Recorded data
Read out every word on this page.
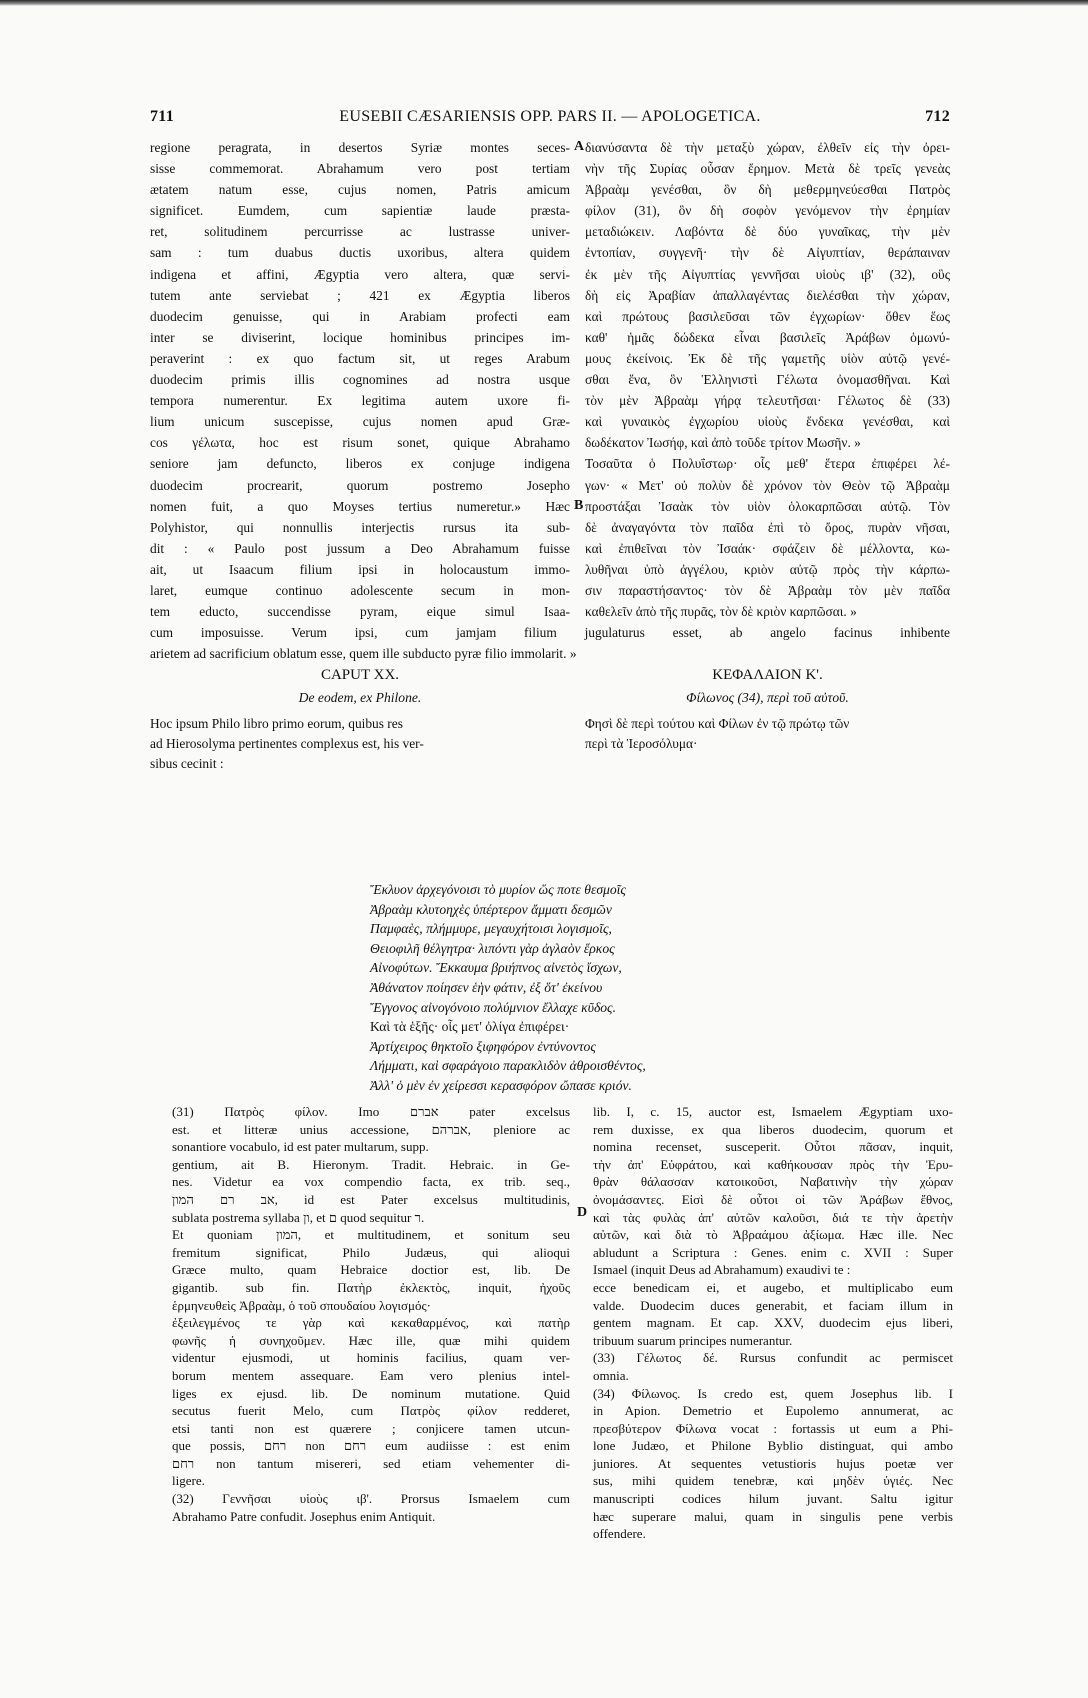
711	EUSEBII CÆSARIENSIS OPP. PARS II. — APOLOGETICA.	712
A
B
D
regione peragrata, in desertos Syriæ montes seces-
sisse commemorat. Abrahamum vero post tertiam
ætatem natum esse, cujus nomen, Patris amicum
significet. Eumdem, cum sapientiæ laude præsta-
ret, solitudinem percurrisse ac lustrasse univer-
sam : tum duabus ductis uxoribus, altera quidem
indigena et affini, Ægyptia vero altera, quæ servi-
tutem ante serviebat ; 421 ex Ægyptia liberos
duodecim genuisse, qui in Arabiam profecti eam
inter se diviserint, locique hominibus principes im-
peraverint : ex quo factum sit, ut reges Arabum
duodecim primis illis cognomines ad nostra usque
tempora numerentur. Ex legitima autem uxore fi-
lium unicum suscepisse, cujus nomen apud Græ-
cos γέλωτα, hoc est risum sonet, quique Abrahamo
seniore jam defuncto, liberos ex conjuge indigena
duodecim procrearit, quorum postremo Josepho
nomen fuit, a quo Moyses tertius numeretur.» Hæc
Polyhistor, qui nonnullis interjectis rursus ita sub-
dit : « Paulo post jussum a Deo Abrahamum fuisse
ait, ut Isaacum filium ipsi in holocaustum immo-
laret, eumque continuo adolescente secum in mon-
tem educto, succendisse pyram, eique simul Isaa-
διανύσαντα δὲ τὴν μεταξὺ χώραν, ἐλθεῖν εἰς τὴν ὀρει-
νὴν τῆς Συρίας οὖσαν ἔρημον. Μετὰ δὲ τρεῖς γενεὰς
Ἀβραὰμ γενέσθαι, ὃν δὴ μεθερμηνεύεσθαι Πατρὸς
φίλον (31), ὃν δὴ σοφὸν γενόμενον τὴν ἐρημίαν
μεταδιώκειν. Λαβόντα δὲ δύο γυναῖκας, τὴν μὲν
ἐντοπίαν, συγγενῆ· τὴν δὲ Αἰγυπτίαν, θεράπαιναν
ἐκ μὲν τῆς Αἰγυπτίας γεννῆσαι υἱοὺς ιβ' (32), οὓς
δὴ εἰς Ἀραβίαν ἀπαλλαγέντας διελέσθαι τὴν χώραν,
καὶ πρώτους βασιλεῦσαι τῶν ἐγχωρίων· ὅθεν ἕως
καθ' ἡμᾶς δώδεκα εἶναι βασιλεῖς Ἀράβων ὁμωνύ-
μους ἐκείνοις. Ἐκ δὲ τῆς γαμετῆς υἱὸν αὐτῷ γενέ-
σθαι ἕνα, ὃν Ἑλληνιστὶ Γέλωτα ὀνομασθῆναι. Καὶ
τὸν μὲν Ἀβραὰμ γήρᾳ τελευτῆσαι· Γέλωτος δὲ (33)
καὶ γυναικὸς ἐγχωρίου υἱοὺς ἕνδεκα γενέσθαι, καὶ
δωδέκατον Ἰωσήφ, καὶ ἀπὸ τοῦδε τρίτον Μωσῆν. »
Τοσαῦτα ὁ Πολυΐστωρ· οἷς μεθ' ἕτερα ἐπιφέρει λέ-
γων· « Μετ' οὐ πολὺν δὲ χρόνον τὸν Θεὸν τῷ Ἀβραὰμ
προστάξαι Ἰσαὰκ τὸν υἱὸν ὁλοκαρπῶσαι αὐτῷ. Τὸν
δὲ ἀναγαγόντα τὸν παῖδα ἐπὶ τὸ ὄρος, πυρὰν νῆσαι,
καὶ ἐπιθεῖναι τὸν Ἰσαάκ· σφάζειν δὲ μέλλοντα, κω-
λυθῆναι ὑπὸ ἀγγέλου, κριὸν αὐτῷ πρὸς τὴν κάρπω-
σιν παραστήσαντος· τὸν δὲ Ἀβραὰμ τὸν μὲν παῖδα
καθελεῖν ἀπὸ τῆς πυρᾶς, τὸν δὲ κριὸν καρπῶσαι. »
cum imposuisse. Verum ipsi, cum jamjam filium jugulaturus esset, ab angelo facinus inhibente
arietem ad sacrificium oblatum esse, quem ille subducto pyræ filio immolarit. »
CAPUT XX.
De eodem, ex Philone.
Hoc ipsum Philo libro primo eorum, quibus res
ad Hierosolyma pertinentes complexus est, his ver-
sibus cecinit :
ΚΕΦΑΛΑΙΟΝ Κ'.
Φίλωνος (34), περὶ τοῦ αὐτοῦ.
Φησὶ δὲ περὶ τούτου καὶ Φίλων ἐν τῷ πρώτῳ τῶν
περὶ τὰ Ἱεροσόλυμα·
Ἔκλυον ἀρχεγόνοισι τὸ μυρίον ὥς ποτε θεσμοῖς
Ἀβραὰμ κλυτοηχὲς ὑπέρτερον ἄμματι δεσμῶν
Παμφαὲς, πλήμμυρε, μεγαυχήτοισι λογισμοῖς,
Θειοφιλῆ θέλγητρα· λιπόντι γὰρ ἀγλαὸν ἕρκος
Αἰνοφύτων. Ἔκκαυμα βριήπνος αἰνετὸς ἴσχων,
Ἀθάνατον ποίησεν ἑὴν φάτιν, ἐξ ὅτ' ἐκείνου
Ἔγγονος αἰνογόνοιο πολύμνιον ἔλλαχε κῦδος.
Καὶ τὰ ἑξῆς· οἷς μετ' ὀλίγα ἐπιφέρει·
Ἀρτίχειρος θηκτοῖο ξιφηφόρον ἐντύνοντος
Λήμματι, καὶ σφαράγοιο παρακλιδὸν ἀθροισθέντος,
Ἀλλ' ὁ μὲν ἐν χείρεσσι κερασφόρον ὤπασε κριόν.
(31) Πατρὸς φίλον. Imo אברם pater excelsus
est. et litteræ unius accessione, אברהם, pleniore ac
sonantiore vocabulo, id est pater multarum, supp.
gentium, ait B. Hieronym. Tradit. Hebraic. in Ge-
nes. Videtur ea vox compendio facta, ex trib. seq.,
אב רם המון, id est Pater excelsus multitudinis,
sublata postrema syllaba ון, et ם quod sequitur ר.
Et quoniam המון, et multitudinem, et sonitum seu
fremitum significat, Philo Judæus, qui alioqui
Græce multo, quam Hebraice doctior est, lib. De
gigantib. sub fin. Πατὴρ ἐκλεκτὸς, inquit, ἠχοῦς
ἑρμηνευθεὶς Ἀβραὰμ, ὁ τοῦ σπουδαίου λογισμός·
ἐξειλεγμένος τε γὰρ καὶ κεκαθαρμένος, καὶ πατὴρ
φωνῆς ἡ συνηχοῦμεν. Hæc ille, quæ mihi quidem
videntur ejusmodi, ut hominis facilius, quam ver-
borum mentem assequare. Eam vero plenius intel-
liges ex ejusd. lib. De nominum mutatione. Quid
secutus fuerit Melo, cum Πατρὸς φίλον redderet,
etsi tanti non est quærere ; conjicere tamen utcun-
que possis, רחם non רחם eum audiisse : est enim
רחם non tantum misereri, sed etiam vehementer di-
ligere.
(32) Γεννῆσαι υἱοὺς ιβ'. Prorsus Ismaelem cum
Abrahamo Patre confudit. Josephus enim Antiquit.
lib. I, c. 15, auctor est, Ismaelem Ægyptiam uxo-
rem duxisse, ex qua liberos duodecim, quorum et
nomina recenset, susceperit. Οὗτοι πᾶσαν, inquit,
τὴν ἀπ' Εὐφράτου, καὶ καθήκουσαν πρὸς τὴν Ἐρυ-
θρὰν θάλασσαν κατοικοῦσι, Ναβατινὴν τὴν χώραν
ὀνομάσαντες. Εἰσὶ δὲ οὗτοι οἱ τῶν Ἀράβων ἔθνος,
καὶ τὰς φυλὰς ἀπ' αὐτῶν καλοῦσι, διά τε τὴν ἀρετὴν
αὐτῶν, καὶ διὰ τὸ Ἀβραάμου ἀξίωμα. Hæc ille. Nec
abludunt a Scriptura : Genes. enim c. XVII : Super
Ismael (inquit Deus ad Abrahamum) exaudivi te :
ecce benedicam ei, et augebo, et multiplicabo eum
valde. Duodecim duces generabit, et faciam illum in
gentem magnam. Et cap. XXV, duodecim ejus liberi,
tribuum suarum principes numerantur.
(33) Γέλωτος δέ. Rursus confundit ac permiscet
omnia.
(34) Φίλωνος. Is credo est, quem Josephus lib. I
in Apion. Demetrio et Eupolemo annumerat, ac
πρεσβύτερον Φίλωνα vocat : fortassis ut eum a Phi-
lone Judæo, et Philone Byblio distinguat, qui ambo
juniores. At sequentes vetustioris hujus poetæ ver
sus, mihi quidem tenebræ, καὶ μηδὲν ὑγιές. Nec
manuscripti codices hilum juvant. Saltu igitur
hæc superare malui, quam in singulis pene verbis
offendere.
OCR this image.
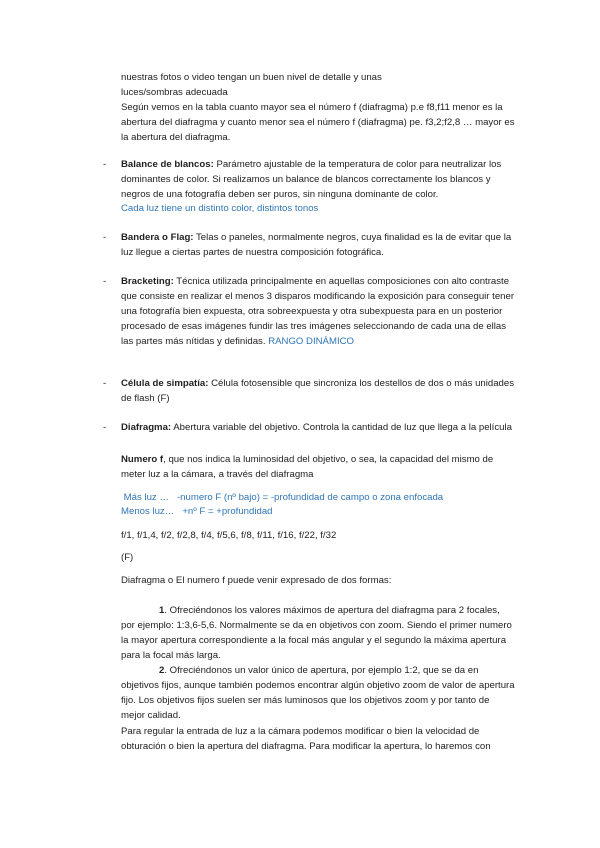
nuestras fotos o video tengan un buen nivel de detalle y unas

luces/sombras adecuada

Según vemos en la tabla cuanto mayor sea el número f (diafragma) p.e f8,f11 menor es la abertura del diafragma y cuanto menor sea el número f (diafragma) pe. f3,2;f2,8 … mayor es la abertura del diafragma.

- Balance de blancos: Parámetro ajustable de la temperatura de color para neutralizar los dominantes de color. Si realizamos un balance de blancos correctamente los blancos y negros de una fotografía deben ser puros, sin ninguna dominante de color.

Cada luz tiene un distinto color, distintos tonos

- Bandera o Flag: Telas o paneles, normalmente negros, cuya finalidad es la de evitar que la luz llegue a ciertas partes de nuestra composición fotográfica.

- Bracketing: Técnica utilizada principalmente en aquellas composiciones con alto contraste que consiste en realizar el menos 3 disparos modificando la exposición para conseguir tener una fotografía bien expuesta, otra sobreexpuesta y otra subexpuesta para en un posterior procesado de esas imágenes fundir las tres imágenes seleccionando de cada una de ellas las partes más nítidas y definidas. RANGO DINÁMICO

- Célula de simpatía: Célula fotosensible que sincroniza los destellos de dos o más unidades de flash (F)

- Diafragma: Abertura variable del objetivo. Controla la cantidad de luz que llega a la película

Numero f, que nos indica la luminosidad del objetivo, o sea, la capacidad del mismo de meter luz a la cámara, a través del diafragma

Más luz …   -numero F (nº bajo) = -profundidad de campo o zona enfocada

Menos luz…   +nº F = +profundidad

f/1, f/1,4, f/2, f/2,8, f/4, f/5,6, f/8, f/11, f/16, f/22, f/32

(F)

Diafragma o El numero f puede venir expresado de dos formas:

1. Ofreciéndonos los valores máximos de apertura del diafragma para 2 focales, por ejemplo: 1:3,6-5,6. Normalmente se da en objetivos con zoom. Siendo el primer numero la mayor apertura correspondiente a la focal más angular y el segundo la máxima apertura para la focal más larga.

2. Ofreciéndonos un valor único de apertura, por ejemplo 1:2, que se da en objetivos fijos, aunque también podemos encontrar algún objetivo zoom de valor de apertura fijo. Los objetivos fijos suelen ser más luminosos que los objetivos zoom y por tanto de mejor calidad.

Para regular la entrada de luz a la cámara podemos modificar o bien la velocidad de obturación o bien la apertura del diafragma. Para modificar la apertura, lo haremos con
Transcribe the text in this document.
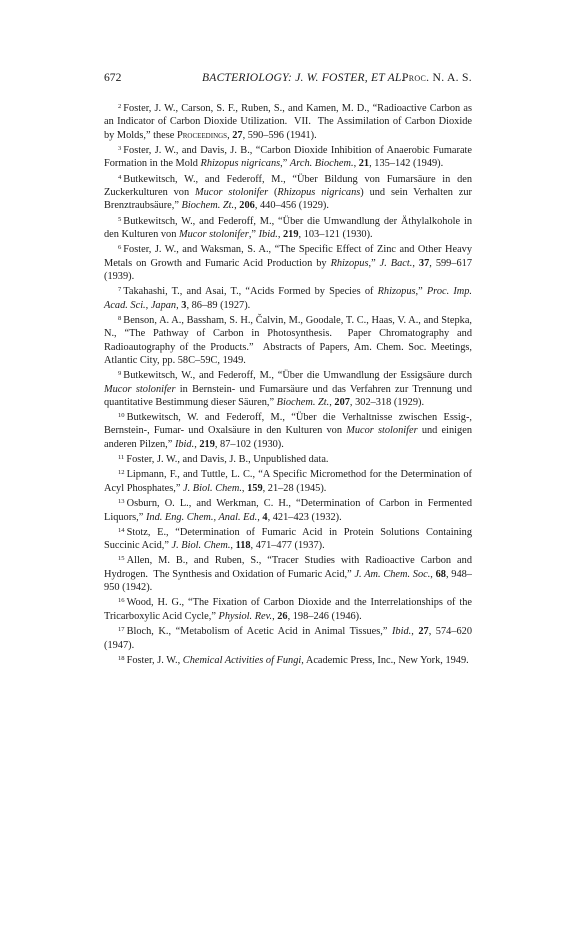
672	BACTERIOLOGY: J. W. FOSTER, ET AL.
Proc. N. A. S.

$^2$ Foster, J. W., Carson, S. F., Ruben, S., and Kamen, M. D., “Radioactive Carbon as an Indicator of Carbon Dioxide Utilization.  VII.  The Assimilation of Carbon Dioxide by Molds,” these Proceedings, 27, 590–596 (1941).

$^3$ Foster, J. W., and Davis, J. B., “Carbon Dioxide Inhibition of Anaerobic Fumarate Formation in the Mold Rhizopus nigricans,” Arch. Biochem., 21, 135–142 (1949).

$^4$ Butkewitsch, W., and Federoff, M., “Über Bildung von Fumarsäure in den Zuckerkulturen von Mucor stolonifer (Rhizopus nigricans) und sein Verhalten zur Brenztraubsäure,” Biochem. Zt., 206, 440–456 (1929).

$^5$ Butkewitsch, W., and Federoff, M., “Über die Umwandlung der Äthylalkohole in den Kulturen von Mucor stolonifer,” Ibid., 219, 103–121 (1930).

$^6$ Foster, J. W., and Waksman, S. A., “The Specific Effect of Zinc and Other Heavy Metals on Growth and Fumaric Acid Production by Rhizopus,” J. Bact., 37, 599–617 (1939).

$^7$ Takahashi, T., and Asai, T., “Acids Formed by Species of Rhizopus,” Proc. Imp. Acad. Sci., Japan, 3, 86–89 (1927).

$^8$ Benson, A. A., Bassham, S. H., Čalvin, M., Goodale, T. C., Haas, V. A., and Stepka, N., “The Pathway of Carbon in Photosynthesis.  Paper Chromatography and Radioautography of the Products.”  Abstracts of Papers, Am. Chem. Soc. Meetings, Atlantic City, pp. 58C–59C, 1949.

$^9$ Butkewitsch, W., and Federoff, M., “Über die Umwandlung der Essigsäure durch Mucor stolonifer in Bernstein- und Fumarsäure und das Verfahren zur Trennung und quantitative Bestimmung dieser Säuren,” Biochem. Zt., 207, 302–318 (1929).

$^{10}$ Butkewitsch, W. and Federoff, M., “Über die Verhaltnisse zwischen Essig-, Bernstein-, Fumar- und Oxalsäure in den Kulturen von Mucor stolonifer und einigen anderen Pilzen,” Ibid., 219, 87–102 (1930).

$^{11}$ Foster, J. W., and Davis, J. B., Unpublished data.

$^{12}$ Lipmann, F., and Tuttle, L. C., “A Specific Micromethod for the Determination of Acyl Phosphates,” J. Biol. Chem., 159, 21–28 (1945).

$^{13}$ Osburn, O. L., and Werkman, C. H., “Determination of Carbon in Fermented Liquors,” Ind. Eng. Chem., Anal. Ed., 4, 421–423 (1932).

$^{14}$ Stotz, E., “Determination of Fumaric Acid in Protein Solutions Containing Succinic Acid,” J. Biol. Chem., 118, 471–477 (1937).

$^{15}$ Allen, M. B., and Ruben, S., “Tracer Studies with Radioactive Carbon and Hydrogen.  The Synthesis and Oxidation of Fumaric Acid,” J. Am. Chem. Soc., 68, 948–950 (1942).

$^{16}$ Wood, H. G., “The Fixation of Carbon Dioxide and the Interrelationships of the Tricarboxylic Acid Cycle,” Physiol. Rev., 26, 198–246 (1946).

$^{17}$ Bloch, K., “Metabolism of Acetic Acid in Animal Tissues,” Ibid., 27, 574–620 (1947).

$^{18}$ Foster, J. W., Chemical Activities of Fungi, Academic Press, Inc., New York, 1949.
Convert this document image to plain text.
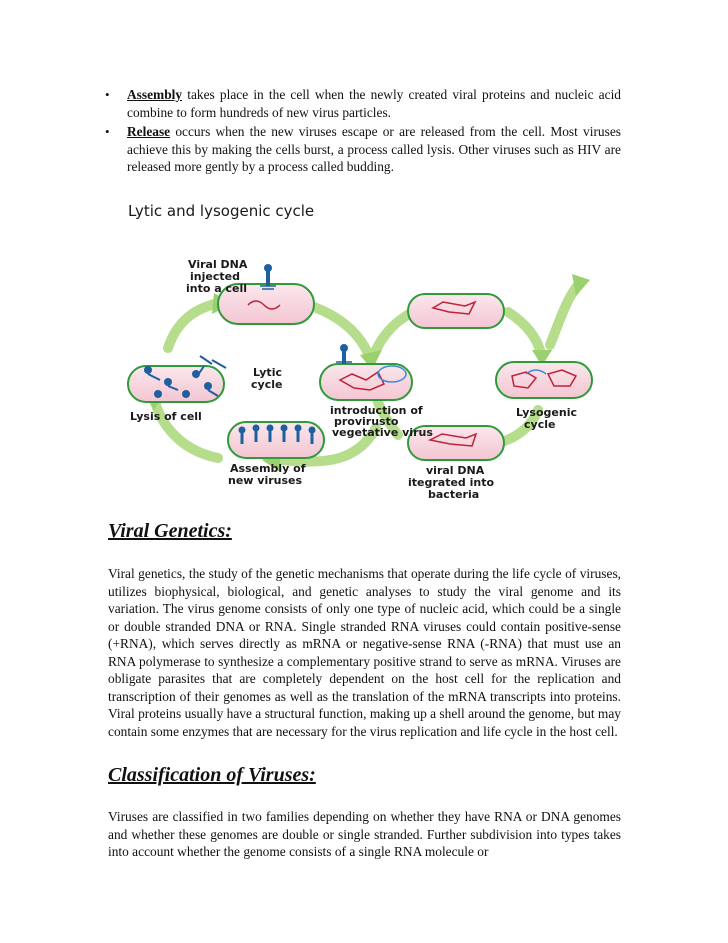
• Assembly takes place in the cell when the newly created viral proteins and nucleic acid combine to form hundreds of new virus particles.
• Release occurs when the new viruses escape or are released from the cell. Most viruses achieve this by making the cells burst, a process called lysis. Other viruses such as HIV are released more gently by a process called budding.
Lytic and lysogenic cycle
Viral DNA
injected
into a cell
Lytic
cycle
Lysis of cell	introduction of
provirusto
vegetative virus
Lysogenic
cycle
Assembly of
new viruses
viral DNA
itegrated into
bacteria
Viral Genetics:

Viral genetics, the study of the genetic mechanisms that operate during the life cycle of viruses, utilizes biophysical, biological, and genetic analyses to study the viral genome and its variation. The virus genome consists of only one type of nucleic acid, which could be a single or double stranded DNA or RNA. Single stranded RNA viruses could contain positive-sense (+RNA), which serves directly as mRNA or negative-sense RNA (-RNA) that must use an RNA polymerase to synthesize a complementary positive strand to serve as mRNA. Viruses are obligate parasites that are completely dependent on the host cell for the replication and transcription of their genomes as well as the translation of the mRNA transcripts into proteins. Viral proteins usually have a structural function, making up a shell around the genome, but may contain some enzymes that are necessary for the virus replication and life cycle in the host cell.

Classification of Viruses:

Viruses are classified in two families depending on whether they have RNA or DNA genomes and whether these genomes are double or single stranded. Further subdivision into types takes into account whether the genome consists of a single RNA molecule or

Exercise details:
If a line in the entries above contains "Bernstein", report it.

Your response:
$^9$ Butkewitsch, W., and Federoff, M., “Über die Umwandlung der Essigsäure durch Mucor stolonifer in Bernstein- und Fumarsäure und das Verfahren zur Trennung und quantitative Bestimmung dieser Säuren,” Biochem. Zt., 207, 302–318 (1929).
$^{10}$ Butkewitsch, W. and Federoff, M., “Über die Verhaltnisse zwischen Essig-, Bernstein-, Fumar- und Oxalsäure in den Kulturen von Mucor stolonifer und einigen anderen Pilzen,” Ibid., 219, 87–102 (1930).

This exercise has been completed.